Lines of data
- - -

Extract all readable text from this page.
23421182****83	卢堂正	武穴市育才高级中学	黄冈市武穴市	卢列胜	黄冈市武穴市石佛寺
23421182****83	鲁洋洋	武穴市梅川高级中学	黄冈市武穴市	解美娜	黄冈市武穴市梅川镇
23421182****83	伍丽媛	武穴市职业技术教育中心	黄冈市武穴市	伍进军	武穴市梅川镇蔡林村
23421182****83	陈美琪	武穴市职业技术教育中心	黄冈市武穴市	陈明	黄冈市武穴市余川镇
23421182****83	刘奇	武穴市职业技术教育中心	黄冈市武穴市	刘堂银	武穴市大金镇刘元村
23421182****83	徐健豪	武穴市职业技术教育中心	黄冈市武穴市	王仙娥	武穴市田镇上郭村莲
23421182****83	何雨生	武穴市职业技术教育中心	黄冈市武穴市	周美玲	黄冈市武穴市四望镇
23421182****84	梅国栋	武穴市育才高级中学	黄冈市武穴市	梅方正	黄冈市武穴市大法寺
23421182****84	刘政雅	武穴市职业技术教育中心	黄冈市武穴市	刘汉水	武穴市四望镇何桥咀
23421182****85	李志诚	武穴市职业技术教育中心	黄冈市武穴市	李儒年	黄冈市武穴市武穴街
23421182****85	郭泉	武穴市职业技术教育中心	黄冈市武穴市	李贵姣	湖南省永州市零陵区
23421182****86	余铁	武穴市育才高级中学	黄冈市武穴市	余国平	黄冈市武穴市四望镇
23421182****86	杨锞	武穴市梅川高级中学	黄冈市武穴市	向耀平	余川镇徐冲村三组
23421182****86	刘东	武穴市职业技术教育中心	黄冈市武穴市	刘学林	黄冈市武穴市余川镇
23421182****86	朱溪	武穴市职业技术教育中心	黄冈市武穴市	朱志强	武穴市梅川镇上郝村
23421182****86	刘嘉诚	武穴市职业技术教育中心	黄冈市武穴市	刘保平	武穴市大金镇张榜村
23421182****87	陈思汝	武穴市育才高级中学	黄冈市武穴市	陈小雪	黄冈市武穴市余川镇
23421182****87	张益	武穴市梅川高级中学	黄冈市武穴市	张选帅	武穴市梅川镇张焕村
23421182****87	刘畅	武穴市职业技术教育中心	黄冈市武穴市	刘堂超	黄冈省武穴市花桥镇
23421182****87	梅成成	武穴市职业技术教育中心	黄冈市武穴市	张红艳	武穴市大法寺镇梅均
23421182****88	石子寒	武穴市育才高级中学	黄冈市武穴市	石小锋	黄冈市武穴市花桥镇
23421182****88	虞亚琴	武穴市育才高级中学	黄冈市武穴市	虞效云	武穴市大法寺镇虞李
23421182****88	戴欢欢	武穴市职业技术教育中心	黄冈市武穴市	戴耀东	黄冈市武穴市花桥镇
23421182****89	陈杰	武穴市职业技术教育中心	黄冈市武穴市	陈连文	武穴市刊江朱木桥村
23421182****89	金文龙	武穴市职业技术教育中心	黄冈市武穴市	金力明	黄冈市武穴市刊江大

- - -

WORK REQUIRED: Where a line contains the string "黄冈市武穴市花桥镇", extract that line.

WRITTEN SOLUTION:
23421182****88	石子寒	武穴市育才高级中学	黄冈市武穴市	石小锋	黄冈市武穴市花桥镇
23421182****88	戴欢欢	武穴市职业技术教育中心	黄冈市武穴市	戴耀东	黄冈市武穴市花桥镇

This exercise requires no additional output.